* _Directions_: Take the entries below and reproduce them word for word.

* _Data for processing_:
^^^^^^^^^^^^^^^^
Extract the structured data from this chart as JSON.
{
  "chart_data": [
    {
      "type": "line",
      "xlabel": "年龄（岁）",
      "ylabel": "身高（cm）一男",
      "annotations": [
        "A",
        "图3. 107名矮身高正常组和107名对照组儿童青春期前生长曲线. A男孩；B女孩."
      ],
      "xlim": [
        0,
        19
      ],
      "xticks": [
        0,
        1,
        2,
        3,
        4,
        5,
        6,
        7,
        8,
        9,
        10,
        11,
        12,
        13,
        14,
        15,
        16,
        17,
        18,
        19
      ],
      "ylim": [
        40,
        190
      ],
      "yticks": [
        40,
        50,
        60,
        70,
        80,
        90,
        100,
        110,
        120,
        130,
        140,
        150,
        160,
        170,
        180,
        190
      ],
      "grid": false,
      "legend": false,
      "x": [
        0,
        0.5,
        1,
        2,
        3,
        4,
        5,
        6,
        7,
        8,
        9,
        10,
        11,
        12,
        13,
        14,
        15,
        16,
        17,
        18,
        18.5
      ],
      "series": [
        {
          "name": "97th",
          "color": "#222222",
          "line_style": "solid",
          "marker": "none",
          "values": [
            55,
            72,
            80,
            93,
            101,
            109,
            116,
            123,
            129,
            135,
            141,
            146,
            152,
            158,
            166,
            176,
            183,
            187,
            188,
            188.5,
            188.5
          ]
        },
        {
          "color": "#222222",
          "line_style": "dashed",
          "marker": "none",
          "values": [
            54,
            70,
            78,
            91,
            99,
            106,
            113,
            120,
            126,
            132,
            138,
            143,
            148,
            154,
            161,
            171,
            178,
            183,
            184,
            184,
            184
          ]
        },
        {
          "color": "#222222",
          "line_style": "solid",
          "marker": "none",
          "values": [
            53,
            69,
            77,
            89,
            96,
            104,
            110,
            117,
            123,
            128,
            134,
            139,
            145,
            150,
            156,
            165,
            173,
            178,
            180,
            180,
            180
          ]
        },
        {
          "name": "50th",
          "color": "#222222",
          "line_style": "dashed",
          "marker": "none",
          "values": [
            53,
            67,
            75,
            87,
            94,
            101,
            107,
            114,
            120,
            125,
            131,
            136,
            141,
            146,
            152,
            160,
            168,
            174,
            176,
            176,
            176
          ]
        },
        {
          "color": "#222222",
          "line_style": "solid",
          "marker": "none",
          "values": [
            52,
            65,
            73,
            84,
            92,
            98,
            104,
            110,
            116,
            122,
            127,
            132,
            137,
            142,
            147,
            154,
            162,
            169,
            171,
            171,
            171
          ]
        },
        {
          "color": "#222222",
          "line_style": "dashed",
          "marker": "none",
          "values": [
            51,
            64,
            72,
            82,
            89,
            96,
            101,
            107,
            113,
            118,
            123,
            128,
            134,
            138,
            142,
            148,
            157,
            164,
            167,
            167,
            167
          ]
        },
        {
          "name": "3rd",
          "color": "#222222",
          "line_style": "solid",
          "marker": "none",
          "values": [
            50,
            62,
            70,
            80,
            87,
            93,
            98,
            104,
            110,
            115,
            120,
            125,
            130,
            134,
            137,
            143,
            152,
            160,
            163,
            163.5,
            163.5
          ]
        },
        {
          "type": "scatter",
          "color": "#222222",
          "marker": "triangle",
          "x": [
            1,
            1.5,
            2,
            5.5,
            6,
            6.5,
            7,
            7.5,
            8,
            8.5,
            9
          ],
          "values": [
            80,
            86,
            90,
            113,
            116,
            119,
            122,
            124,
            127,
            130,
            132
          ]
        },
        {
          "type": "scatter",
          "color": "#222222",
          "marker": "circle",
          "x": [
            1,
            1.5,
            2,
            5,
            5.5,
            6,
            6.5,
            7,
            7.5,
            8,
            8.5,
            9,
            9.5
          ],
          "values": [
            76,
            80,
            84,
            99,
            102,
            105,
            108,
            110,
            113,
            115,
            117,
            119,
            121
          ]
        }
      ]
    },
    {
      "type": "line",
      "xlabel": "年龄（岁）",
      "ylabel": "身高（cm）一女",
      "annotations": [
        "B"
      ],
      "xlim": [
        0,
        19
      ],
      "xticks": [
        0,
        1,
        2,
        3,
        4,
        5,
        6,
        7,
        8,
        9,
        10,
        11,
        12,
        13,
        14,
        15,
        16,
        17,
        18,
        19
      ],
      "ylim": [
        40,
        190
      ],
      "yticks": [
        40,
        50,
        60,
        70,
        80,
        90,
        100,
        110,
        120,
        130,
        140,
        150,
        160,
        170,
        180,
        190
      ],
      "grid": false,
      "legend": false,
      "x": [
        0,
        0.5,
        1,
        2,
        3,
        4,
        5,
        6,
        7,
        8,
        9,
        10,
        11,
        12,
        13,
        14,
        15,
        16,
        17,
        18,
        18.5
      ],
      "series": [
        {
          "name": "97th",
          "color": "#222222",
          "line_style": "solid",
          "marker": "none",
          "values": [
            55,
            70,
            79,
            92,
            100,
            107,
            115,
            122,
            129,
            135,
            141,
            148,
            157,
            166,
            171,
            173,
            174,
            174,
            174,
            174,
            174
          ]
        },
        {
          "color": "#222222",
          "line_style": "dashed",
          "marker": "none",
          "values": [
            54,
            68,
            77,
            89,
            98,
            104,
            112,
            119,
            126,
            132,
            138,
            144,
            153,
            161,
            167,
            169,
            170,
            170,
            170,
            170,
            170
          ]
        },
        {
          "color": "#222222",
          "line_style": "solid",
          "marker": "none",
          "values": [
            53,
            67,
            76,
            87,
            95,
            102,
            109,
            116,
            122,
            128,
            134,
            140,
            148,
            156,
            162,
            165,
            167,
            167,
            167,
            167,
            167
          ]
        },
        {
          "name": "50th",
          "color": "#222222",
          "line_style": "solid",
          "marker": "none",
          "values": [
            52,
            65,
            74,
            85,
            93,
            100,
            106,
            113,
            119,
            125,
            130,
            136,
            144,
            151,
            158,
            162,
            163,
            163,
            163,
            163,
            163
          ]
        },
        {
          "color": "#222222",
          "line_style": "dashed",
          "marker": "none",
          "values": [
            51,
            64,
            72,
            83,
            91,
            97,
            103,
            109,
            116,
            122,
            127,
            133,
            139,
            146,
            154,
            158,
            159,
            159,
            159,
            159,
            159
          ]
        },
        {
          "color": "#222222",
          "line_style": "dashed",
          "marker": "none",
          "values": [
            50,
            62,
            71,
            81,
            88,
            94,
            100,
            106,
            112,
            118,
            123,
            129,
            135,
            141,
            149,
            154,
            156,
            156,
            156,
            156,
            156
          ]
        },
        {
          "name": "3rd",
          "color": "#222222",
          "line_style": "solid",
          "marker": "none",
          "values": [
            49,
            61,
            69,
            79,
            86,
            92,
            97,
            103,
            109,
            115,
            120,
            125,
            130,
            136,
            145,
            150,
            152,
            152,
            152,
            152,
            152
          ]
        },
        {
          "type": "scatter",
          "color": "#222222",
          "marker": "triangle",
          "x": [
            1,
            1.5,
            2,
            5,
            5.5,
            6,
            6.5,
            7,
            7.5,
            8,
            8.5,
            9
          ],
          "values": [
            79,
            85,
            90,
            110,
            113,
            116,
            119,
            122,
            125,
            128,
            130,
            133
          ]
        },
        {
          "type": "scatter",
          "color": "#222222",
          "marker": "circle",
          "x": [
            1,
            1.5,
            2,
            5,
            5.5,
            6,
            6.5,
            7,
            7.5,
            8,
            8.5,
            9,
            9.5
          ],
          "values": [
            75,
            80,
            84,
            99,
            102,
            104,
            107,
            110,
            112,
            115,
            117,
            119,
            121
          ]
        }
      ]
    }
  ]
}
^^^^^^^^^^^^^^^^
* _Answer to this problem_:
Extract the structured data from this chart as JSON.
{
  "chart_data": [
    {
      "type": "line",
      "xlabel": "年龄（岁）",
      "ylabel": "身高（cm）一男",
      "annotations": [
        "A",
        "图3. 107名矮身高正常组和107名对照组儿童青春期前生长曲线. A男孩；B女孩."
      ],
      "xlim": [
        0,
        19
      ],
      "xticks": [
        0,
        1,
        2,
        3,
        4,
        5,
        6,
        7,
        8,
        9,
        10,
        11,
        12,
        13,
        14,
        15,
        16,
        17,
        18,
        19
      ],
      "ylim": [
        40,
        190
      ],
      "yticks": [
        40,
        50,
        60,
        70,
        80,
        90,
        100,
        110,
        120,
        130,
        140,
        150,
        160,
        170,
        180,
        190
      ],
      "grid": false,
      "legend": false,
      "x": [
        0,
        0.5,
        1,
        2,
        3,
        4,
        5,
        6,
        7,
        8,
        9,
        10,
        11,
        12,
        13,
        14,
        15,
        16,
        17,
        18,
        18.5
      ],
      "series": [
        {
          "name": "97th",
          "color": "#222222",
          "line_style": "solid",
          "marker": "none",
          "values": [
            55,
            72,
            80,
            93,
            101,
            109,
            116,
            123,
            129,
            135,
            141,
            146,
            152,
            158,
            166,
            176,
            183,
            187,
            188,
            188.5,
            188.5
          ]
        },
        {
          "color": "#222222",
          "line_style": "dashed",
          "marker": "none",
          "values": [
            54,
            70,
            78,
            91,
            99,
            106,
            113,
            120,
            126,
            132,
            138,
            143,
            148,
            154,
            161,
            171,
            178,
            183,
            184,
            184,
            184
          ]
        },
        {
          "color": "#222222",
          "line_style": "solid",
          "marker": "none",
          "values": [
            53,
            69,
            77,
            89,
            96,
            104,
            110,
            117,
            123,
            128,
            134,
            139,
            145,
            150,
            156,
            165,
            173,
            178,
            180,
            180,
            180
          ]
        },
        {
          "name": "50th",
          "color": "#222222",
          "line_style": "dashed",
          "marker": "none",
          "values": [
            53,
            67,
            75,
            87,
            94,
            101,
            107,
            114,
            120,
            125,
            131,
            136,
            141,
            146,
            152,
            160,
            168,
            174,
            176,
            176,
            176
          ]
        },
        {
          "color": "#222222",
          "line_style": "solid",
          "marker": "none",
          "values": [
            52,
            65,
            73,
            84,
            92,
            98,
            104,
            110,
            116,
            122,
            127,
            132,
            137,
            142,
            147,
            154,
            162,
            169,
            171,
            171,
            171
          ]
        },
        {
          "color": "#222222",
          "line_style": "dashed",
          "marker": "none",
          "values": [
            51,
            64,
            72,
            82,
            89,
            96,
            101,
            107,
            113,
            118,
            123,
            128,
            134,
            138,
            142,
            148,
            157,
            164,
            167,
            167,
            167
          ]
        },
        {
          "name": "3rd",
          "color": "#222222",
          "line_style": "solid",
          "marker": "none",
          "values": [
            50,
            62,
            70,
            80,
            87,
            93,
            98,
            104,
            110,
            115,
            120,
            125,
            130,
            134,
            137,
            143,
            152,
            160,
            163,
            163.5,
            163.5
          ]
        },
        {
          "type": "scatter",
          "color": "#222222",
          "marker": "triangle",
          "x": [
            1,
            1.5,
            2,
            5.5,
            6,
            6.5,
            7,
            7.5,
            8,
            8.5,
            9
          ],
          "values": [
            80,
            86,
            90,
            113,
            116,
            119,
            122,
            124,
            127,
            130,
            132
          ]
        },
        {
          "type": "scatter",
          "color": "#222222",
          "marker": "circle",
          "x": [
            1,
            1.5,
            2,
            5,
            5.5,
            6,
            6.5,
            7,
            7.5,
            8,
            8.5,
            9,
            9.5
          ],
          "values": [
            76,
            80,
            84,
            99,
            102,
            105,
            108,
            110,
            113,
            115,
            117,
            119,
            121
          ]
        }
      ]
    },
    {
      "type": "line",
      "xlabel": "年龄（岁）",
      "ylabel": "身高（cm）一女",
      "annotations": [
        "B"
      ],
      "xlim": [
        0,
        19
      ],
      "xticks": [
        0,
        1,
        2,
        3,
        4,
        5,
        6,
        7,
        8,
        9,
        10,
        11,
        12,
        13,
        14,
        15,
        16,
        17,
        18,
        19
      ],
      "ylim": [
        40,
        190
      ],
      "yticks": [
        40,
        50,
        60,
        70,
        80,
        90,
        100,
        110,
        120,
        130,
        140,
        150,
        160,
        170,
        180,
        190
      ],
      "grid": false,
      "legend": false,
      "x": [
        0,
        0.5,
        1,
        2,
        3,
        4,
        5,
        6,
        7,
        8,
        9,
        10,
        11,
        12,
        13,
        14,
        15,
        16,
        17,
        18,
        18.5
      ],
      "series": [
        {
          "name": "97th",
          "color": "#222222",
          "line_style": "solid",
          "marker": "none",
          "values": [
            55,
            70,
            79,
            92,
            100,
            107,
            115,
            122,
            129,
            135,
            141,
            148,
            157,
            166,
            171,
            173,
            174,
            174,
            174,
            174,
            174
          ]
        },
        {
          "color": "#222222",
          "line_style": "dashed",
          "marker": "none",
          "values": [
            54,
            68,
            77,
            89,
            98,
            104,
            112,
            119,
            126,
            132,
            138,
            144,
            153,
            161,
            167,
            169,
            170,
            170,
            170,
            170,
            170
          ]
        },
        {
          "color": "#222222",
          "line_style": "solid",
          "marker": "none",
          "values": [
            53,
            67,
            76,
            87,
            95,
            102,
            109,
            116,
            122,
            128,
            134,
            140,
            148,
            156,
            162,
            165,
            167,
            167,
            167,
            167,
            167
          ]
        },
        {
          "name": "50th",
          "color": "#222222",
          "line_style": "solid",
          "marker": "none",
          "values": [
            52,
            65,
            74,
            85,
            93,
            100,
            106,
            113,
            119,
            125,
            130,
            136,
            144,
            151,
            158,
            162,
            163,
            163,
            163,
            163,
            163
          ]
        },
        {
          "color": "#222222",
          "line_style": "dashed",
          "marker": "none",
          "values": [
            51,
            64,
            72,
            83,
            91,
            97,
            103,
            109,
            116,
            122,
            127,
            133,
            139,
            146,
            154,
            158,
            159,
            159,
            159,
            159,
            159
          ]
        },
        {
          "color": "#222222",
          "line_style": "dashed",
          "marker": "none",
          "values": [
            50,
            62,
            71,
            81,
            88,
            94,
            100,
            106,
            112,
            118,
            123,
            129,
            135,
            141,
            149,
            154,
            156,
            156,
            156,
            156,
            156
          ]
        },
        {
          "name": "3rd",
          "color": "#222222",
          "line_style": "solid",
          "marker": "none",
          "values": [
            49,
            61,
            69,
            79,
            86,
            92,
            97,
            103,
            109,
            115,
            120,
            125,
            130,
            136,
            145,
            150,
            152,
            152,
            152,
            152,
            152
          ]
        },
        {
          "type": "scatter",
          "color": "#222222",
          "marker": "triangle",
          "x": [
            1,
            1.5,
            2,
            5,
            5.5,
            6,
            6.5,
            7,
            7.5,
            8,
            8.5,
            9
          ],
          "values": [
            79,
            85,
            90,
            110,
            113,
            116,
            119,
            122,
            125,
            128,
            130,
            133
          ]
        },
        {
          "type": "scatter",
          "color": "#222222",
          "marker": "circle",
          "x": [
            1,
            1.5,
            2,
            5,
            5.5,
            6,
            6.5,
            7,
            7.5,
            8,
            8.5,
            9,
            9.5
          ],
          "values": [
            75,
            80,
            84,
            99,
            102,
            104,
            107,
            110,
            112,
            115,
            117,
            119,
            121
          ]
        }
      ]
    }
  ]
}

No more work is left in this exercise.